### Exercise instructions
Extract every line from the records below that contains the word "LEYS".

Structured figure records
(begin)

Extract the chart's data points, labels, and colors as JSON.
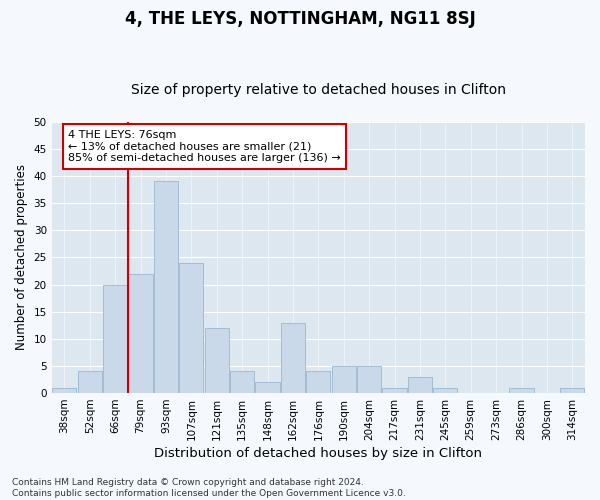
{
  "title": "4, THE LEYS, NOTTINGHAM, NG11 8SJ",
  "subtitle": "Size of property relative to detached houses in Clifton",
  "xlabel": "Distribution of detached houses by size in Clifton",
  "ylabel": "Number of detached properties",
  "categories": [
    "38sqm",
    "52sqm",
    "66sqm",
    "79sqm",
    "93sqm",
    "107sqm",
    "121sqm",
    "135sqm",
    "148sqm",
    "162sqm",
    "176sqm",
    "190sqm",
    "204sqm",
    "217sqm",
    "231sqm",
    "245sqm",
    "259sqm",
    "273sqm",
    "286sqm",
    "300sqm",
    "314sqm"
  ],
  "values": [
    1,
    4,
    20,
    22,
    39,
    24,
    12,
    4,
    2,
    13,
    4,
    5,
    5,
    1,
    3,
    1,
    0,
    0,
    1,
    0,
    1
  ],
  "bar_color": "#c9d9ea",
  "bar_edge_color": "#9ab8d0",
  "vline_color": "#cc0000",
  "annotation_text": "4 THE LEYS: 76sqm\n← 13% of detached houses are smaller (21)\n85% of semi-detached houses are larger (136) →",
  "annotation_box_facecolor": "#ffffff",
  "annotation_box_edgecolor": "#cc0000",
  "ylim": [
    0,
    50
  ],
  "yticks": [
    0,
    5,
    10,
    15,
    20,
    25,
    30,
    35,
    40,
    45,
    50
  ],
  "fig_facecolor": "#f5f8fc",
  "plot_facecolor": "#dde7f0",
  "grid_color": "#ffffff",
  "title_fontsize": 12,
  "subtitle_fontsize": 10,
  "xlabel_fontsize": 9.5,
  "ylabel_fontsize": 8.5,
  "tick_fontsize": 7.5,
  "annotation_fontsize": 8,
  "footer_fontsize": 6.5,
  "footer_text": "Contains HM Land Registry data © Crown copyright and database right 2024.\nContains public sector information licensed under the Open Government Licence v3.0."
}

(end)

### Output below
  "title": "4, THE LEYS, NOTTINGHAM, NG11 8SJ",
  "annotation_text": "4 THE LEYS: 76sqm\n← 13% of detached houses are smaller (21)\n85% of semi-detached houses are larger (136) →",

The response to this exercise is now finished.